The Complete Guide
Most Lifters Never Get the Compression They Think They're Getting
A lever belt isn't about looking serious in the gym. It's about creating the same intra-abdominal pressure on your last heavy set as your first.
The mechanism
What a Lifting Belt Actually Does
Here's what most people get wrong: a lifting belt doesn't hold your back in place from the outside. It doesn't brace your spine like a back brace. It works from the inside out.
When you take a deep breath into your belly and push your core outward in all directions, you're building intra-abdominal pressure - a pressurised column of support around your lumbar spine. The belt gives that pressure something to push against, which lets you generate significantly more of it than muscle alone can create.
The research is consistent: belted lifting produces higher intra-abdominal pressure, lower lumbar compression forces, and greater peak force output at the same load. The belt doesn't lift the weight. It makes your body more mechanically capable of lifting it.

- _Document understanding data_

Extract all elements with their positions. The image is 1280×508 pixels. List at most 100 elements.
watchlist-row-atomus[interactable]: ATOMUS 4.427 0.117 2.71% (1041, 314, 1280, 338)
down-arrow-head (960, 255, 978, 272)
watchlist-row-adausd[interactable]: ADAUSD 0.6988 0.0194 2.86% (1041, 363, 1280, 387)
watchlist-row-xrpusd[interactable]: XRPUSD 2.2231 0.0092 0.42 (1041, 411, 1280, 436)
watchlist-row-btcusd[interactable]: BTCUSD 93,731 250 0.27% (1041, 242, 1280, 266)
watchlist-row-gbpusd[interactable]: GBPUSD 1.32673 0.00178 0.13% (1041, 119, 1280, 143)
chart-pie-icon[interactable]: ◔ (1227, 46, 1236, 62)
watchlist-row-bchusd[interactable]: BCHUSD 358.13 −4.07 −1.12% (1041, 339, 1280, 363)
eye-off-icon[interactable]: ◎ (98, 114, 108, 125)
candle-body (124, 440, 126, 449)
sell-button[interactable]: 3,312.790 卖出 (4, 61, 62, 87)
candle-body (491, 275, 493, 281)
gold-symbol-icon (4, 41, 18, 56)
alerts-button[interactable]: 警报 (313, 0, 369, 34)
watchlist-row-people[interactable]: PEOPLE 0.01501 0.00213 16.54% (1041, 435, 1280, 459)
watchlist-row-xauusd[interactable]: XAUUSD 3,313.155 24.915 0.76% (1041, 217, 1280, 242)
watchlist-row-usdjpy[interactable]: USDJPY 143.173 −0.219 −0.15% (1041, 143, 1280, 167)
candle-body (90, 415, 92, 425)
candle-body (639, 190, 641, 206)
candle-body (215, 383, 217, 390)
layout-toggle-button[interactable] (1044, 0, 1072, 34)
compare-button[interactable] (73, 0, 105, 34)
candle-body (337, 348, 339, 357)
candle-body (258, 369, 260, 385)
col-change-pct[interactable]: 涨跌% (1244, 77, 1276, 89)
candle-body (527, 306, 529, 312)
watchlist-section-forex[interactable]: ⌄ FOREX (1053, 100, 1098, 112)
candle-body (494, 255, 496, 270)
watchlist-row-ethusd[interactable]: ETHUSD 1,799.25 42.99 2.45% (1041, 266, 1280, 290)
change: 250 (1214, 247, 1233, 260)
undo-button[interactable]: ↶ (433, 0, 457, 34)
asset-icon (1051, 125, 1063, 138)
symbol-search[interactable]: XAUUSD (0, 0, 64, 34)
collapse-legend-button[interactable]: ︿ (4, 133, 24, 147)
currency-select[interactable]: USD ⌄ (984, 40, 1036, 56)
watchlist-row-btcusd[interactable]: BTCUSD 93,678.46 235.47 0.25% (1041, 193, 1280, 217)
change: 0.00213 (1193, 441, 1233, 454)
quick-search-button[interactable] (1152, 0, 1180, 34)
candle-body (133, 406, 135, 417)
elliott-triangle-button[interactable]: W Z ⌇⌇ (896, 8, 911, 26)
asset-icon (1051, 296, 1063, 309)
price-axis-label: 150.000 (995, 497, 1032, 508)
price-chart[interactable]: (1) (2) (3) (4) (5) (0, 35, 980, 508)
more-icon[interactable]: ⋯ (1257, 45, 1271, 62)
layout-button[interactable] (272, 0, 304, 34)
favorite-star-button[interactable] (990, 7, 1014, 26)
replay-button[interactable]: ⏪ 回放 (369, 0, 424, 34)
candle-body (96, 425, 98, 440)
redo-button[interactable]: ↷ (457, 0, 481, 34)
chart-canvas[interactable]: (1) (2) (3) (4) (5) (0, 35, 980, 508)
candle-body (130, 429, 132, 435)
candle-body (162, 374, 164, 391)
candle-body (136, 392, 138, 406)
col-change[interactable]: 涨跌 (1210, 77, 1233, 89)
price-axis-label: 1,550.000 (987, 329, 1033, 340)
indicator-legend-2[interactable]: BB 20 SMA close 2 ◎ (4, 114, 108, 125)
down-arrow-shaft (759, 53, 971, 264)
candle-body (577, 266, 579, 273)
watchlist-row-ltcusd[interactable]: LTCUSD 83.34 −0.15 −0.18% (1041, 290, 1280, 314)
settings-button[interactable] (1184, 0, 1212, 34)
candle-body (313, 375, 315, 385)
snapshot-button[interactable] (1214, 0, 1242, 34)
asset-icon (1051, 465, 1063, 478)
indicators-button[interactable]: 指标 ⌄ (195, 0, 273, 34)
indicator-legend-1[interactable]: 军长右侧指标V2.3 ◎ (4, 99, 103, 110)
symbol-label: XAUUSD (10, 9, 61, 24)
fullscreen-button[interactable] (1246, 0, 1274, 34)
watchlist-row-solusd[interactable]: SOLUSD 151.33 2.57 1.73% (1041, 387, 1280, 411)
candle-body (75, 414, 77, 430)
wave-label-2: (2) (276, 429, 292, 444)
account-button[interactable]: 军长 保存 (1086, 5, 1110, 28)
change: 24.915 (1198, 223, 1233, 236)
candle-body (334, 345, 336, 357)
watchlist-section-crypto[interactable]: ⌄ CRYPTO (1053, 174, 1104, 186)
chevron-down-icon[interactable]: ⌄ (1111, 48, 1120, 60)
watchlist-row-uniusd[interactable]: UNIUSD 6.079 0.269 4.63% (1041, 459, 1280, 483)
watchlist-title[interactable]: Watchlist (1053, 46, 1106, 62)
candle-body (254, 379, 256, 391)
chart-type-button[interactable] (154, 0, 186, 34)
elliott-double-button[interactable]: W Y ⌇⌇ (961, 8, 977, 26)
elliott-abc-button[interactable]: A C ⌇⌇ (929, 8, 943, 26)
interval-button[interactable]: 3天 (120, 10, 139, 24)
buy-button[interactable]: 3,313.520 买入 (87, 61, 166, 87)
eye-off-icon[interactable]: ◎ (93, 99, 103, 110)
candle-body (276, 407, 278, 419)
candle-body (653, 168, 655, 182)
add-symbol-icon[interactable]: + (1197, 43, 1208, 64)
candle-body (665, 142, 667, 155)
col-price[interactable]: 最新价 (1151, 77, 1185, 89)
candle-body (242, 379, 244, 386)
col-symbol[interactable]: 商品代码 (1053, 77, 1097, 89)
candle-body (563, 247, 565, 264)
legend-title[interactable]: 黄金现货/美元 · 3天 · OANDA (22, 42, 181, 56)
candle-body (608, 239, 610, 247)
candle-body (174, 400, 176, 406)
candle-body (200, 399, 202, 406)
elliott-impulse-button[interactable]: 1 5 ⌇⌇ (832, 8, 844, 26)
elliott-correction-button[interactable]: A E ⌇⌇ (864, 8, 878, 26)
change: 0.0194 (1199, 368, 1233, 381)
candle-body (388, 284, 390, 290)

- _Required work_
1. Translate this sentence from the lifting belt guide into Spanish: "The belt gives that pressure something to push against, which lets you generate significantly more of it than muscle alone can create."
2. Carry on the lifting belt guide from where its text stops.
The records have no role in what is asked here.

- _Answers to each task_
1. El cinturón le da a esa presión algo contra lo que empujar, lo que te permite generar significativamente más presión de la que el músculo por sí solo puede crear.

2.
That's why wearing a belt loosely - or breathing into your chest instead of your belly - makes it nearly useless. The mechanism only works when you actively brace into it. Technique first. Belt second.
The real problem
Why Your Current Belt Might Not Be Working
Most lifters who use belts aren't getting the compression they think they are. Not because the belt is low quality - because the tightness varies. And varying tightness means varying support.
Every time you thread a prong belt, you get a slightly different tightness. And on heavy singles, slightly different matters.
A lever belt eliminates that variable entirely. You set the lever once, to your exact waist size, and every set from that point forward is identically tight.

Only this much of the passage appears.